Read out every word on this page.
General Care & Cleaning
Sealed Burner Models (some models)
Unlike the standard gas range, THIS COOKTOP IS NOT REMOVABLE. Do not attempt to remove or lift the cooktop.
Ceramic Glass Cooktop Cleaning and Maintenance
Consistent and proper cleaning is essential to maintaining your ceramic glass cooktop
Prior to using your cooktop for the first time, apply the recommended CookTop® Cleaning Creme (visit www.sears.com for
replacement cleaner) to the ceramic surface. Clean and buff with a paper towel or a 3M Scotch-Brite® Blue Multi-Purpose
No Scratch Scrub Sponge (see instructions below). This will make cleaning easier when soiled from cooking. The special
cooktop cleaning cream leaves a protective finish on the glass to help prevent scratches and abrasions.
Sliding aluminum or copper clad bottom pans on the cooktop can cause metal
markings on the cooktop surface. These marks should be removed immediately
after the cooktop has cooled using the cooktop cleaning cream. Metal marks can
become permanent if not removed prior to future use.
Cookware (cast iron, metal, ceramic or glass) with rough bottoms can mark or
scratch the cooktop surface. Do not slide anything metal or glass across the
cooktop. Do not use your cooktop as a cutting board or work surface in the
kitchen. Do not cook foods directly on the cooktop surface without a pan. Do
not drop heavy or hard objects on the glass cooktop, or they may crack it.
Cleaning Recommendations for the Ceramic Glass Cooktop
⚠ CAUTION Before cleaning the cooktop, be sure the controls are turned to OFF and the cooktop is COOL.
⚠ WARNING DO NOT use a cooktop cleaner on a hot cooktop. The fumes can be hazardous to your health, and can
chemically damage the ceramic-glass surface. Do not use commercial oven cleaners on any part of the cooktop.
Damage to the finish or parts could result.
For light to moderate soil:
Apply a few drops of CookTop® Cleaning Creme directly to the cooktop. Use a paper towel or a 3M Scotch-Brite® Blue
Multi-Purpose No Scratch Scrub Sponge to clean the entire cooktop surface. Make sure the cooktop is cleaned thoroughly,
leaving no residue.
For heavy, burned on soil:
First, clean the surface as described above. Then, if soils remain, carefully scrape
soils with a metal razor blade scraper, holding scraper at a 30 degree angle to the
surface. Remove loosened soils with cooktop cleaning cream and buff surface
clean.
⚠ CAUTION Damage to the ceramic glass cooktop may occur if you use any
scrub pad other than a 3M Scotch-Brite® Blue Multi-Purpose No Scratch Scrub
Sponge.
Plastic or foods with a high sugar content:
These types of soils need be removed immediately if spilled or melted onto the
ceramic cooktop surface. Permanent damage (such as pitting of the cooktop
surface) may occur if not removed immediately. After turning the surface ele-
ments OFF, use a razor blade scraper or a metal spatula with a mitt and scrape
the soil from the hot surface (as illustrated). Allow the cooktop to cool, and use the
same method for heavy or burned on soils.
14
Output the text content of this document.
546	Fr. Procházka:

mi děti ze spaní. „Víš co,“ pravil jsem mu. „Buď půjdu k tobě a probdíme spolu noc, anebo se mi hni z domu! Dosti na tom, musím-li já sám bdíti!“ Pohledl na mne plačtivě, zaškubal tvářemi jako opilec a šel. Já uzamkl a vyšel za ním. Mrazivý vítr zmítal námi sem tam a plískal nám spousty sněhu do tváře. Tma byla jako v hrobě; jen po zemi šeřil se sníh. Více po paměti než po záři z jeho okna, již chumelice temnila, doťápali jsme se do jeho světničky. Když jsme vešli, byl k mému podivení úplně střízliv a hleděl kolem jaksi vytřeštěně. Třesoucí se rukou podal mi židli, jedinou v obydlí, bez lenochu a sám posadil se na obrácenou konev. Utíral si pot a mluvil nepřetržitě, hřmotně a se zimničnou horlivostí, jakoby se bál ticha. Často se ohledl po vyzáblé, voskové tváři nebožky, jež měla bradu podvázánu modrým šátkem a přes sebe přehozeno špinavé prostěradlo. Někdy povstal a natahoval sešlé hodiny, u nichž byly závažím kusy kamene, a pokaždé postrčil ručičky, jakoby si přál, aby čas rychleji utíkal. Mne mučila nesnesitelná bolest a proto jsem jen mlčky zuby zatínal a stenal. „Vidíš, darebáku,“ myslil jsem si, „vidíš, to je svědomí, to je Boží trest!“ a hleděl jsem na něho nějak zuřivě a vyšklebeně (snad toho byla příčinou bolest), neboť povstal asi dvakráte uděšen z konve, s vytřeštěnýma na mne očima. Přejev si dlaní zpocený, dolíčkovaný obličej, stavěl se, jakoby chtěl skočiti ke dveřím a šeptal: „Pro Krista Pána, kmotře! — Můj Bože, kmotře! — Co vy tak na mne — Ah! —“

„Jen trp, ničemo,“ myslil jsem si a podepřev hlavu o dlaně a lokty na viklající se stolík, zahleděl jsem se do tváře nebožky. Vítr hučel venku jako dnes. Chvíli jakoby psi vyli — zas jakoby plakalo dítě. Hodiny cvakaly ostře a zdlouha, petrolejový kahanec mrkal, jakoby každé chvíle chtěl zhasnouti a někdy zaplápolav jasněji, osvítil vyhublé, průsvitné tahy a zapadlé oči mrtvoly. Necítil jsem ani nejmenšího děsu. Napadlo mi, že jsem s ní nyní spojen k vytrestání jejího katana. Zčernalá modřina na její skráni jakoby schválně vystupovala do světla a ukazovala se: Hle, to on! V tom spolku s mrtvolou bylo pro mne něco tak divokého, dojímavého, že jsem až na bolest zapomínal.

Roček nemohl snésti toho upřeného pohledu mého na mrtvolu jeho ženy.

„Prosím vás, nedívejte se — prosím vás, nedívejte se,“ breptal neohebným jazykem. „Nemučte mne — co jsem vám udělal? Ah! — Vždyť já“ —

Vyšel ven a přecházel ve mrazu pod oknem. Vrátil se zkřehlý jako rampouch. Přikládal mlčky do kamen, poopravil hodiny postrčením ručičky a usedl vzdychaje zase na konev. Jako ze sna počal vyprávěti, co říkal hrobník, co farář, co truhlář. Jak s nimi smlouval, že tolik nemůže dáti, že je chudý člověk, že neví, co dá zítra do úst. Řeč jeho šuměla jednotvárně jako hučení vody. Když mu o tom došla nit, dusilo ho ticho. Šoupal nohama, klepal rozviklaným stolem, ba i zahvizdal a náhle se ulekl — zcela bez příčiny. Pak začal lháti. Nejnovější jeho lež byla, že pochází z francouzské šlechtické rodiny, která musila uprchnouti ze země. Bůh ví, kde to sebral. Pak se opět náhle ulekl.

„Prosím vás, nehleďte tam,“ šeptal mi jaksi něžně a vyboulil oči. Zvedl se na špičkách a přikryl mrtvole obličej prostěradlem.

== Instructions to follow ==
Transcribe all lines as written.

== Result ==
Read out every word on this page.
General Care & Cleaning
Sealed Burner Models (some models)
Unlike the standard gas range, THIS COOKTOP IS NOT REMOVABLE. Do not attempt to remove or lift the cooktop.
Ceramic Glass Cooktop Cleaning and Maintenance
Consistent and proper cleaning is essential to maintaining your ceramic glass cooktop
Prior to using your cooktop for the first time, apply the recommended CookTop® Cleaning Creme (visit www.sears.com for
replacement cleaner) to the ceramic surface. Clean and buff with a paper towel or a 3M Scotch-Brite® Blue Multi-Purpose
No Scratch Scrub Sponge (see instructions below). This will make cleaning easier when soiled from cooking. The special
cooktop cleaning cream leaves a protective finish on the glass to help prevent scratches and abrasions.
Sliding aluminum or copper clad bottom pans on the cooktop can cause metal
markings on the cooktop surface. These marks should be removed immediately
after the cooktop has cooled using the cooktop cleaning cream. Metal marks can
become permanent if not removed prior to future use.
Cookware (cast iron, metal, ceramic or glass) with rough bottoms can mark or
scratch the cooktop surface. Do not slide anything metal or glass across the
cooktop. Do not use your cooktop as a cutting board or work surface in the
kitchen. Do not cook foods directly on the cooktop surface without a pan. Do
not drop heavy or hard objects on the glass cooktop, or they may crack it.
Cleaning Recommendations for the Ceramic Glass Cooktop
⚠ CAUTION Before cleaning the cooktop, be sure the controls are turned to OFF and the cooktop is COOL.
⚠ WARNING DO NOT use a cooktop cleaner on a hot cooktop. The fumes can be hazardous to your health, and can
chemically damage the ceramic-glass surface. Do not use commercial oven cleaners on any part of the cooktop.
Damage to the finish or parts could result.
For light to moderate soil:
Apply a few drops of CookTop® Cleaning Creme directly to the cooktop. Use a paper towel or a 3M Scotch-Brite® Blue
Multi-Purpose No Scratch Scrub Sponge to clean the entire cooktop surface. Make sure the cooktop is cleaned thoroughly,
leaving no residue.
For heavy, burned on soil:
First, clean the surface as described above. Then, if soils remain, carefully scrape
soils with a metal razor blade scraper, holding scraper at a 30 degree angle to the
surface. Remove loosened soils with cooktop cleaning cream and buff surface
clean.
⚠ CAUTION Damage to the ceramic glass cooktop may occur if you use any
scrub pad other than a 3M Scotch-Brite® Blue Multi-Purpose No Scratch Scrub
Sponge.
Plastic or foods with a high sugar content:
These types of soils need be removed immediately if spilled or melted onto the
ceramic cooktop surface. Permanent damage (such as pitting of the cooktop
surface) may occur if not removed immediately. After turning the surface ele-
ments OFF, use a razor blade scraper or a metal spatula with a mitt and scrape
the soil from the hot surface (as illustrated). Allow the cooktop to cool, and use the
same method for heavy or burned on soils.
14
Output the text content of this document.
546	Fr. Procházka:

mi děti ze spaní. „Víš co,“ pravil jsem mu. „Buď půjdu k tobě a probdíme spolu noc, anebo se mi hni z domu! Dosti na tom, musím-li já sám bdíti!“ Pohledl na mne plačtivě, zaškubal tvářemi jako opilec a šel. Já uzamkl a vyšel za ním. Mrazivý vítr zmítal námi sem tam a plískal nám spousty sněhu do tváře. Tma byla jako v hrobě; jen po zemi šeřil se sníh. Více po paměti než po záři z jeho okna, již chumelice temnila, doťápali jsme se do jeho světničky. Když jsme vešli, byl k mému podivení úplně střízliv a hleděl kolem jaksi vytřeštěně. Třesoucí se rukou podal mi židli, jedinou v obydlí, bez lenochu a sám posadil se na obrácenou konev. Utíral si pot a mluvil nepřetržitě, hřmotně a se zimničnou horlivostí, jakoby se bál ticha. Často se ohledl po vyzáblé, voskové tváři nebožky, jež měla bradu podvázánu modrým šátkem a přes sebe přehozeno špinavé prostěradlo. Někdy povstal a natahoval sešlé hodiny, u nichž byly závažím kusy kamene, a pokaždé postrčil ručičky, jakoby si přál, aby čas rychleji utíkal. Mne mučila nesnesitelná bolest a proto jsem jen mlčky zuby zatínal a stenal. „Vidíš, darebáku,“ myslil jsem si, „vidíš, to je svědomí, to je Boží trest!“ a hleděl jsem na něho nějak zuřivě a vyšklebeně (snad toho byla příčinou bolest), neboť povstal asi dvakráte uděšen z konve, s vytřeštěnýma na mne očima. Přejev si dlaní zpocený, dolíčkovaný obličej, stavěl se, jakoby chtěl skočiti ke dveřím a šeptal: „Pro Krista Pána, kmotře! — Můj Bože, kmotře! — Co vy tak na mne — Ah! —“

„Jen trp, ničemo,“ myslil jsem si a podepřev hlavu o dlaně a lokty na viklající se stolík, zahleděl jsem se do tváře nebožky. Vítr hučel venku jako dnes. Chvíli jakoby psi vyli — zas jakoby plakalo dítě. Hodiny cvakaly ostře a zdlouha, petrolejový kahanec mrkal, jakoby každé chvíle chtěl zhasnouti a někdy zaplápolav jasněji, osvítil vyhublé, průsvitné tahy a zapadlé oči mrtvoly. Necítil jsem ani nejmenšího děsu. Napadlo mi, že jsem s ní nyní spojen k vytrestání jejího katana. Zčernalá modřina na její skráni jakoby schválně vystupovala do světla a ukazovala se: Hle, to on! V tom spolku s mrtvolou bylo pro mne něco tak divokého, dojímavého, že jsem až na bolest zapomínal.

Roček nemohl snésti toho upřeného pohledu mého na mrtvolu jeho ženy.

„Prosím vás, nedívejte se — prosím vás, nedívejte se,“ breptal neohebným jazykem. „Nemučte mne — co jsem vám udělal? Ah! — Vždyť já“ —

Vyšel ven a přecházel ve mrazu pod oknem. Vrátil se zkřehlý jako rampouch. Přikládal mlčky do kamen, poopravil hodiny postrčením ručičky a usedl vzdychaje zase na konev. Jako ze sna počal vyprávěti, co říkal hrobník, co farář, co truhlář. Jak s nimi smlouval, že tolik nemůže dáti, že je chudý člověk, že neví, co dá zítra do úst. Řeč jeho šuměla jednotvárně jako hučení vody. Když mu o tom došla nit, dusilo ho ticho. Šoupal nohama, klepal rozviklaným stolem, ba i zahvizdal a náhle se ulekl — zcela bez příčiny. Pak začal lháti. Nejnovější jeho lež byla, že pochází z francouzské šlechtické rodiny, která musila uprchnouti ze země. Bůh ví, kde to sebral. Pak se opět náhle ulekl.

„Prosím vás, nehleďte tam,“ šeptal mi jaksi něžně a vyboulil oči. Zvedl se na špičkách a přikryl mrtvole obličej prostěradlem.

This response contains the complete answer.